The task
Report, as a bare number, how many lines hold "免费标准下载网".

Data supplied
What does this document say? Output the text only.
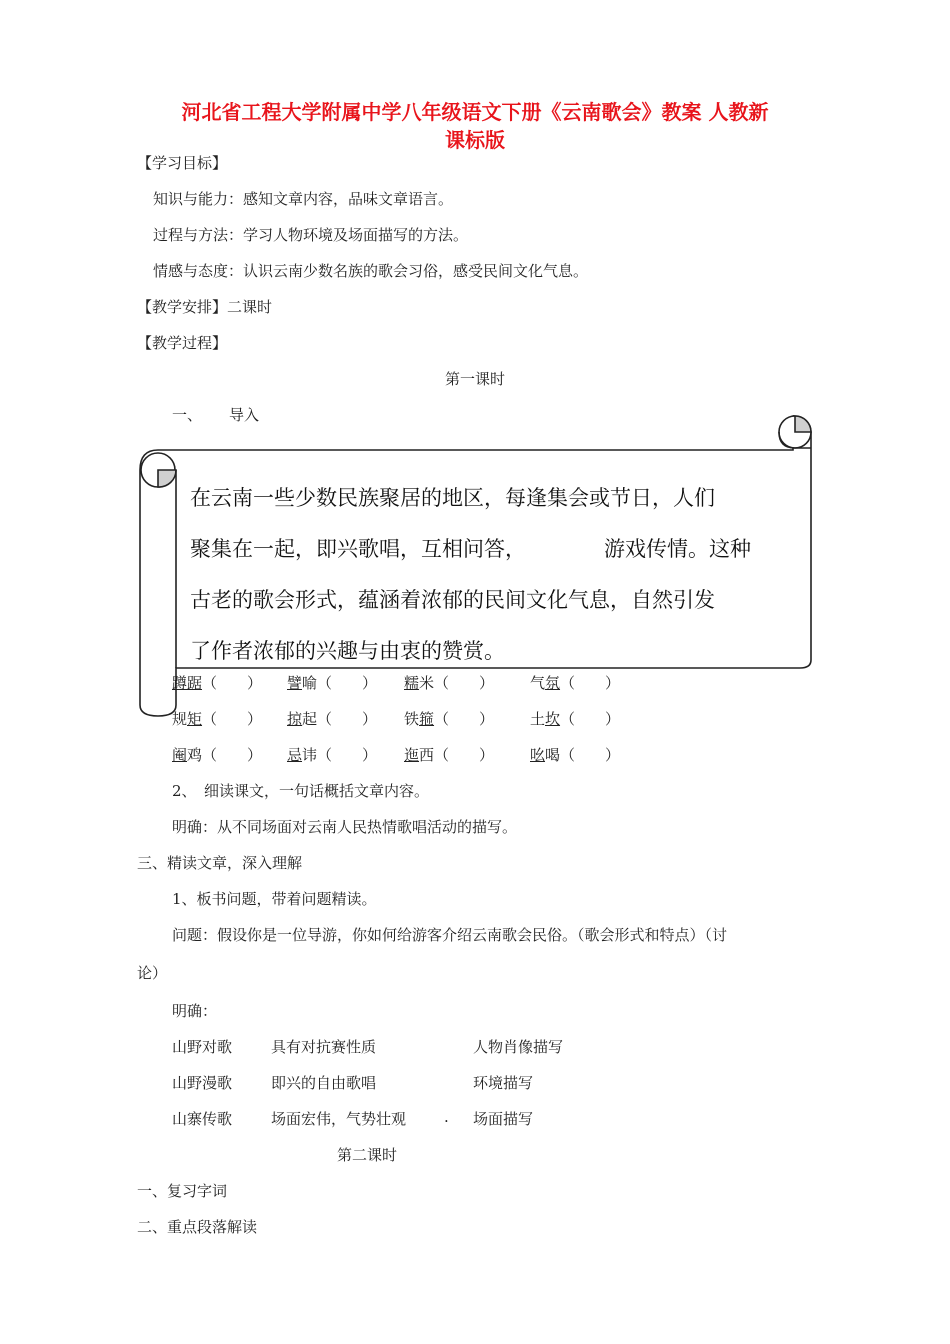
河北省工程大学附属中学八年级语文下册《云南歌会》教案 人教新
课标版
【学习目标】
知识与能力：感知文章内容，品味文章语言。
过程与方法：学习人物环境及场面描写的方法。
情感与态度：认识云南少数名族的歌会习俗，感受民间文化气息。
【教学安排】二课时
【教学过程】
第一课时
一、 导入
在云南一些少数民族聚居的地区，每逢集会或节日，人们
聚集在一起，即兴歌唱，互相问答，	游戏传情。这种
古老的歌会形式，蕴涵着浓郁的民间文化气息，自然引发
了作者浓郁的兴趣与由衷的赞赏。
蹲踞（　　） 譬喻（　　） 糯米（　　） 气氛（　　）
规矩（　　） 掠起（　　） 铁箍（　　） 土坎（　　）
阉鸡（　　） 忌讳（　　） 迤西（　　） 吆喝（　　）
2、　细读课文，一句话概括文章内容。
明确：从不同场面对云南人民热情歌唱活动的描写。
三、精读文章，深入理解
1、板书问题，带着问题精读。
问题：假设你是一位导游，你如何给游客介绍云南歌会民俗。（歌会形式和特点）（讨
论）
明确：
山野对歌	具有对抗赛性质	人物肖像描写
山野漫歌	即兴的自由歌唱	环境描写
山寨传歌	场面宏伟，气势壮观	. 场面描写
第二课时
一、复习字词
二、重点段落解读
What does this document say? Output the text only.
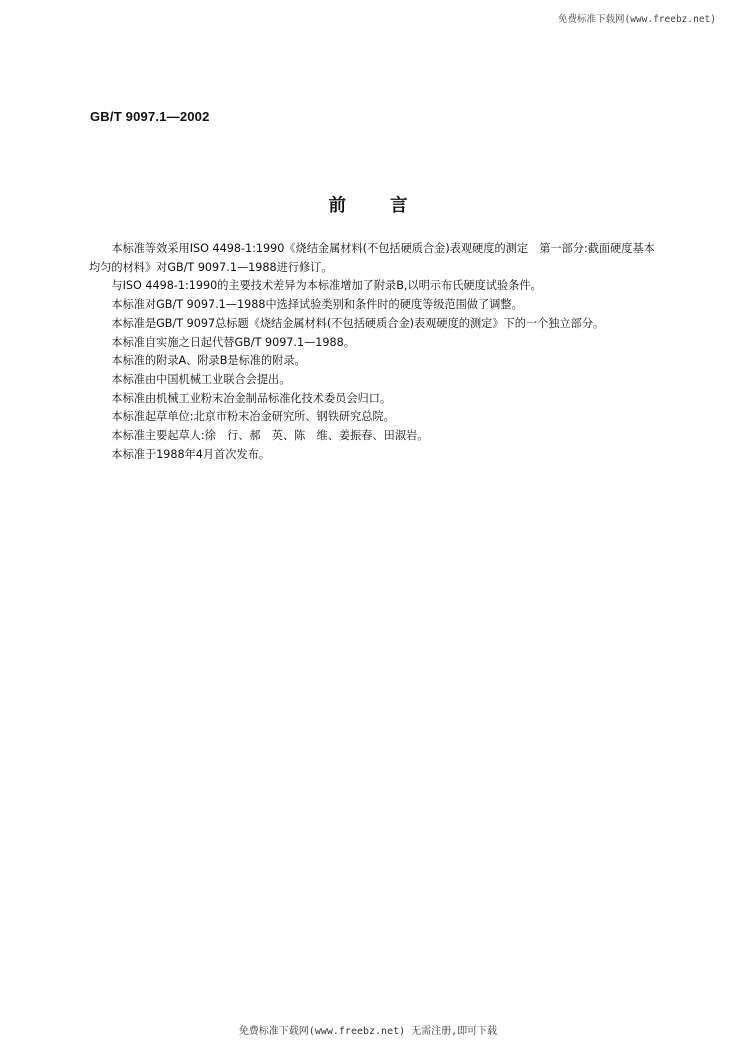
免费标准下载网(www.freebz.net)
GB/T 9097.1—2002
前言

本标准等效采用ISO 4498-1:1990《烧结金属材料(不包括硬质合金)表观硬度的测定　第一部分:截面硬度基本均匀的材料》对GB/T 9097.1—1988进行修订。

与ISO 4498-1:1990的主要技术差异为本标准增加了附录B,以明示布氏硬度试验条件。

本标准对GB/T 9097.1—1988中选择试验类别和条件时的硬度等级范围做了调整。

本标准是GB/T 9097总标题《烧结金属材料(不包括硬质合金)表观硬度的测定》下的一个独立部分。

本标准自实施之日起代替GB/T 9097.1—1988。

本标准的附录A、附录B是标准的附录。

本标准由中国机械工业联合会提出。

本标准由机械工业粉末冶金制品标准化技术委员会归口。

本标准起草单位:北京市粉末冶金研究所、钢铁研究总院。

本标准主要起草人:徐　行、郝　英、陈　维、姜振春、田淑岩。

本标准于1988年4月首次发布。

免费标准下载网(www.freebz.net) 无需注册,即可下载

Output of the task
2